→ Excerpt provided
********
Live album by Bethel Music
- Released: March 11, 2016
- Recorded: 2015
- Venue: Bethel Church, Redding, California
- Genre: Worship; contemporary Christian music;
- Length: 1:36:30
- Label: Bethel Music
- Producer: Chris Greely; Bobby Strand;

Bethel Music live album chronology
| We Will Not Be Shaken (Live) (2015) | Have It All (2016) | Starlight (2017) |

Bethel Music chronology
| Without Words: Synesthesia (2015) | Have It All (2016) | Starlight (2017) |

Singles from Have It All
- "Have It All" Released: February 20, 2016;

= Have It All (Bethel Music album) =

Have It All is the eighth live album and twelfth album overall by California based Bethel Music. It was released through the group's imprint label, Bethel Music, on March 11, 2016. It was produced by Chris Greely and Bobby Strand, and mastered by Ted Jensen at Sterling Sound, NYC.
********
→ Requirements
- A) From the text on Have It All, repeat word for word the part that opens with the words containing "Bethel Music live" and closes with "Sterling Sound, NYC.".
- B) Summarize the text on Have It All in two sentences.
********
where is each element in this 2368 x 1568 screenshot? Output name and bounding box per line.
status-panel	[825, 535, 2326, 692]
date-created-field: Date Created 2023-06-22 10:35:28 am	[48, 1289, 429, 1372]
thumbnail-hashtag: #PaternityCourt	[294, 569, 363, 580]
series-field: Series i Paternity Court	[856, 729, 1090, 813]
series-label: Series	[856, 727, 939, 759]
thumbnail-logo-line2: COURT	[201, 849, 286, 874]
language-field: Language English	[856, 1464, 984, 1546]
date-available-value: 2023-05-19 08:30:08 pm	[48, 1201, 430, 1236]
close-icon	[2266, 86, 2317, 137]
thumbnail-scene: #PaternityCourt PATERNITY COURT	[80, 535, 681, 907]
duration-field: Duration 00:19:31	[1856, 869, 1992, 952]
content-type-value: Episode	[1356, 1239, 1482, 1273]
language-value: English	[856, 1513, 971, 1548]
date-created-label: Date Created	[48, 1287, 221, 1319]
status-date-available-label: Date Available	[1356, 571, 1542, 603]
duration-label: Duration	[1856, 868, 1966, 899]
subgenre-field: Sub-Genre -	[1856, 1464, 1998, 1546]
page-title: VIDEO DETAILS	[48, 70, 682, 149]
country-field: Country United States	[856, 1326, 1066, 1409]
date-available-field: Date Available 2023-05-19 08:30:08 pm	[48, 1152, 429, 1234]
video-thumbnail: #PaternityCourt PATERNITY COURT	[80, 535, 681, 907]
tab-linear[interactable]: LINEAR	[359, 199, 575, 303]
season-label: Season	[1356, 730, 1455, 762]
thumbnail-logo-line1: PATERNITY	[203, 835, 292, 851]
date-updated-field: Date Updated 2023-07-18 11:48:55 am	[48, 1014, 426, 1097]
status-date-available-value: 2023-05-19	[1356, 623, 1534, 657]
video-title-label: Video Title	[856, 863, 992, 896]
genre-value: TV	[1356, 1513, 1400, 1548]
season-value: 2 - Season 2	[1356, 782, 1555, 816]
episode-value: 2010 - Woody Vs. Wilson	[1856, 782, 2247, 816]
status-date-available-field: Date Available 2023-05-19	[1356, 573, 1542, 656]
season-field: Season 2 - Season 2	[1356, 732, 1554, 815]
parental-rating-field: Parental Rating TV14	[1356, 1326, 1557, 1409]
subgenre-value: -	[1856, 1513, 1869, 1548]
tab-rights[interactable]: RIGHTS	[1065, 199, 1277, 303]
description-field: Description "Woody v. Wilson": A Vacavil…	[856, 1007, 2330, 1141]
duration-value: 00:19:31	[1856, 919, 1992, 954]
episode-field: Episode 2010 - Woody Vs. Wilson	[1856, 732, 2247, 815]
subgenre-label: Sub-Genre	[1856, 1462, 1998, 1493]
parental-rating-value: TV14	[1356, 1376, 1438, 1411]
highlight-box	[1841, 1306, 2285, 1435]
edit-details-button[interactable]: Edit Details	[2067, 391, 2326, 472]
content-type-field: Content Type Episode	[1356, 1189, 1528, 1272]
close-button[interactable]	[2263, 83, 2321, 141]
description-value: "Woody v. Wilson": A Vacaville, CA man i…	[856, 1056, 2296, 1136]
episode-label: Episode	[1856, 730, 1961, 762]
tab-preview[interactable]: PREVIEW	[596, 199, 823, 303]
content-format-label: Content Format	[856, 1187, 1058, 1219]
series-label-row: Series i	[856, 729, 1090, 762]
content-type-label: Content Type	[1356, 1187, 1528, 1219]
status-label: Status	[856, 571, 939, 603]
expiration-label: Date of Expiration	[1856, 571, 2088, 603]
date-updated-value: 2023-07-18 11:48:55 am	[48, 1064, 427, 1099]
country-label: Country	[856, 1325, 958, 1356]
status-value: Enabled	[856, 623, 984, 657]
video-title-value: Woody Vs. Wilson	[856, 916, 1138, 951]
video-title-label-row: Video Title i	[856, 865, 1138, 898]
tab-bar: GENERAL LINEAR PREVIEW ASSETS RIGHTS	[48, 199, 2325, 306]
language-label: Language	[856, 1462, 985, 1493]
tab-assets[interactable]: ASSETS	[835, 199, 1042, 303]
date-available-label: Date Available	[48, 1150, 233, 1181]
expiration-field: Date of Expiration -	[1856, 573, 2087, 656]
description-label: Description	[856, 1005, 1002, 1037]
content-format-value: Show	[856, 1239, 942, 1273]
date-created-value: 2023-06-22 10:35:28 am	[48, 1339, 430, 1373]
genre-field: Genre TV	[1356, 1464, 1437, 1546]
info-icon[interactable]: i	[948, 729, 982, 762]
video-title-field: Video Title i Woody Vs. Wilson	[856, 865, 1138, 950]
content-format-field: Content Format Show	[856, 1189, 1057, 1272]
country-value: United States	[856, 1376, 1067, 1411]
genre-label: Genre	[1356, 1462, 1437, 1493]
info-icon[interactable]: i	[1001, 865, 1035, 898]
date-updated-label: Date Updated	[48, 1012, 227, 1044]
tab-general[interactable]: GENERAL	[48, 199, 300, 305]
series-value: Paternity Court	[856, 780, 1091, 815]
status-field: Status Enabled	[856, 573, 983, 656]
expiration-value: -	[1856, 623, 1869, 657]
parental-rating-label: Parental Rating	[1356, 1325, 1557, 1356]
********
→ Outputs by task
- A)
Bethel Music live album chronology
| We Will Not Be Shaken (Live) (2015) | Have It All (2016) | Starlight (2017) |

Bethel Music chronology
| Without Words: Synesthesia (2015) | Have It All (2016) | Starlight (2017) |

Singles from Have It All
- "Have It All" Released: February 20, 2016;

= Have It All (Bethel Music album) =

Have It All is the eighth live album and twelfth album overall by California based Bethel Music. It was released through the group's imprint label, Bethel Music, on March 11, 2016. It was produced by Chris Greely and Bobby Strand, and mastered by Ted Jensen at Sterling Sound, NYC.

- B) Have It All is the eighth live album and twelfth album overall by California-based Bethel Music, released through the group's imprint label, Bethel Music, on March 11, 2016. Chris Greely and Bobby Strand produced it, and Ted Jensen mastered it at Sterling Sound, NYC.